---------- Supplied records ----------
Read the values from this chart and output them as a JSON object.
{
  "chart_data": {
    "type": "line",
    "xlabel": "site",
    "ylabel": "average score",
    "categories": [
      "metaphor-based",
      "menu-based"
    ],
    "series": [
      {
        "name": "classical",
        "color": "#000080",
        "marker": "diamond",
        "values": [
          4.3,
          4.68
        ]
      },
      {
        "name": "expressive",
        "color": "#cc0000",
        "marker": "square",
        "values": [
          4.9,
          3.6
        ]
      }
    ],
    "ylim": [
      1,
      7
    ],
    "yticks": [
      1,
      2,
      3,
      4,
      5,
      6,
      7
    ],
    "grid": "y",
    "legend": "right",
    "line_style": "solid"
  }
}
----------
Task to complete: Copy out the material word for word and line for line.

Result:
Read the values from this chart and output them as a JSON object.
{
  "chart_data": {
    "type": "line",
    "xlabel": "site",
    "ylabel": "average score",
    "categories": [
      "metaphor-based",
      "menu-based"
    ],
    "series": [
      {
        "name": "classical",
        "color": "#000080",
        "marker": "diamond",
        "values": [
          4.3,
          4.68
        ]
      },
      {
        "name": "expressive",
        "color": "#cc0000",
        "marker": "square",
        "values": [
          4.9,
          3.6
        ]
      }
    ],
    "ylim": [
      1,
      7
    ],
    "yticks": [
      1,
      2,
      3,
      4,
      5,
      6,
      7
    ],
    "grid": "y",
    "legend": "right",
    "line_style": "solid"
  }
}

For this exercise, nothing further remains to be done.